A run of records
-- BEGIN --

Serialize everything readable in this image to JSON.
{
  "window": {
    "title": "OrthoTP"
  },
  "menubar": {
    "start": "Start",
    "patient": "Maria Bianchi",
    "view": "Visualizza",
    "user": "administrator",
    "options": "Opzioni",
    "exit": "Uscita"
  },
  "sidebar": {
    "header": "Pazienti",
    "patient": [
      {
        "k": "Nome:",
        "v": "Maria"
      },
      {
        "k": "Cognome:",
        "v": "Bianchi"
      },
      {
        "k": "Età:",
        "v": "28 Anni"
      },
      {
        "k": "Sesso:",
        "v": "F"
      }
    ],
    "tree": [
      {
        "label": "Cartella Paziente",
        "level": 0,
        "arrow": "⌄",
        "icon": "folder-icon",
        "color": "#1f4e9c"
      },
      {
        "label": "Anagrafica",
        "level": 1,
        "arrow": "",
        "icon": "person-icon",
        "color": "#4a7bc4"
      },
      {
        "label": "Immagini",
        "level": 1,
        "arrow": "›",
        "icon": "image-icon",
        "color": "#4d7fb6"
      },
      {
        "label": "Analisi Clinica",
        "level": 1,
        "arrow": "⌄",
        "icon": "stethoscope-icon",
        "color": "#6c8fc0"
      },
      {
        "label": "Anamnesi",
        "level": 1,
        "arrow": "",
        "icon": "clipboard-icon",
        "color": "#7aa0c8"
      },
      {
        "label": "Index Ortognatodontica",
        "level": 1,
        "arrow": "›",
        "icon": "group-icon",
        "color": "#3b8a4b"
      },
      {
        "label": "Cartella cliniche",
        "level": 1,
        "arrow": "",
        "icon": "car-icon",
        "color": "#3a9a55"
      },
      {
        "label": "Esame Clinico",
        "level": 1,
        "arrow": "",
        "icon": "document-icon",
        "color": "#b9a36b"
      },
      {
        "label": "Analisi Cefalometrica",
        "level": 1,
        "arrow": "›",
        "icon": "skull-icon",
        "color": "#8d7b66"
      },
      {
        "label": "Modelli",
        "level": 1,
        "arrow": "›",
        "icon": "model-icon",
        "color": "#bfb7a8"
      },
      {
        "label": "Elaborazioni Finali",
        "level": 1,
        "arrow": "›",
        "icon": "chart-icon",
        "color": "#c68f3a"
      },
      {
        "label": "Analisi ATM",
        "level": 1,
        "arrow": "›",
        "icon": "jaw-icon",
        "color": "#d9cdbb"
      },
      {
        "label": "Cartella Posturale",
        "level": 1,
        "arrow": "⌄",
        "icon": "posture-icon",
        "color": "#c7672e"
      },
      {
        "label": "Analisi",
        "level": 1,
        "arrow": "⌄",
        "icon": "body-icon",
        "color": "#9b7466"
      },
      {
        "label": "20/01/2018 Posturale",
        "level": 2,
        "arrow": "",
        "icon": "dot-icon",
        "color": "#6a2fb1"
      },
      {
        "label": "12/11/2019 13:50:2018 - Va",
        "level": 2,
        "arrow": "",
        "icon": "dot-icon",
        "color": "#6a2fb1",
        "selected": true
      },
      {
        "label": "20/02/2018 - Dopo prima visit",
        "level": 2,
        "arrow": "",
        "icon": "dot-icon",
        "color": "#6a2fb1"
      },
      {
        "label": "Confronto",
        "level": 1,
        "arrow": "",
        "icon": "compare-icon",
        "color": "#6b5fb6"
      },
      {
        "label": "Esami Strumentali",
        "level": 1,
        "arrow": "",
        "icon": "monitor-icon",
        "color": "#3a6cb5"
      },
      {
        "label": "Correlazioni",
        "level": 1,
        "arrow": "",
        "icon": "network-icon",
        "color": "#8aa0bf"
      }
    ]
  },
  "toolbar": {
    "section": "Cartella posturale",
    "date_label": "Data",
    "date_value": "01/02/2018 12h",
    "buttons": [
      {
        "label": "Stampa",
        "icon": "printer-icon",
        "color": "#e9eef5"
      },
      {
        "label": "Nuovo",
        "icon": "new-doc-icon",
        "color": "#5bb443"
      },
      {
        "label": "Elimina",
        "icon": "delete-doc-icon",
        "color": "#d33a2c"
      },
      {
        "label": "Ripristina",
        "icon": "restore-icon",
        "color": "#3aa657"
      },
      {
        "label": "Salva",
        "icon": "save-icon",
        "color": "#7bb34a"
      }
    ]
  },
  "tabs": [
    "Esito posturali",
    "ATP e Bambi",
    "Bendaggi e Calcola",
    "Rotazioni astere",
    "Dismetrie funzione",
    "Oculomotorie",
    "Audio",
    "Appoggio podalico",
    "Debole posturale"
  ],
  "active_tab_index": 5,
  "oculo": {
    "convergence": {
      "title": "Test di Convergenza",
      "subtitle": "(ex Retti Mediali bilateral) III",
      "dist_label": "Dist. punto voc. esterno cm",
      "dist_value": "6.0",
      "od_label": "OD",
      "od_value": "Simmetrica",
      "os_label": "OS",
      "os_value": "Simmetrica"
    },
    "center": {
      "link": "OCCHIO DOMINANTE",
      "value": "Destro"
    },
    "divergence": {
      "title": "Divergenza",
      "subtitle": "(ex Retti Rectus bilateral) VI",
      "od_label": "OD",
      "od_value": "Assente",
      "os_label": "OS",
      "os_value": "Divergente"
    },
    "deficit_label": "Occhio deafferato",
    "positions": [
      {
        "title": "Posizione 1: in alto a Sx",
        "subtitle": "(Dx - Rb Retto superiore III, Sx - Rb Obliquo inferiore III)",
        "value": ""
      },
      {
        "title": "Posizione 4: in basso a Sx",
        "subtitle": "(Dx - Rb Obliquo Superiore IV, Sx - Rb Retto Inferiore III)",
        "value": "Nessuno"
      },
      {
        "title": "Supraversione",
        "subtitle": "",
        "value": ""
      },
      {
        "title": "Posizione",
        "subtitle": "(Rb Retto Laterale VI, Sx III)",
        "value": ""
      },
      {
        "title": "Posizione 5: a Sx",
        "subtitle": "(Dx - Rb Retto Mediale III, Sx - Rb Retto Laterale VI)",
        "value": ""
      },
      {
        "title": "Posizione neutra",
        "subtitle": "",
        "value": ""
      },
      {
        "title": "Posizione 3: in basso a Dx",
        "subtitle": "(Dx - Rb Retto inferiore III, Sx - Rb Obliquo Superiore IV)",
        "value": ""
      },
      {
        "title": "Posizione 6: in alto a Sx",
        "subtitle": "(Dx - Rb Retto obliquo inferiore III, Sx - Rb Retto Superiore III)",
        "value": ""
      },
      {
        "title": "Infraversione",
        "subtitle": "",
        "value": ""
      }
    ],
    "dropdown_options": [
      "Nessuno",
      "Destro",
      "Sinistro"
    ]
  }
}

-- END --

=== SHORT PROBLEM ===
Return the number of lines that include the word "image", and nothing else.

=== TASK SOLUTION ===
2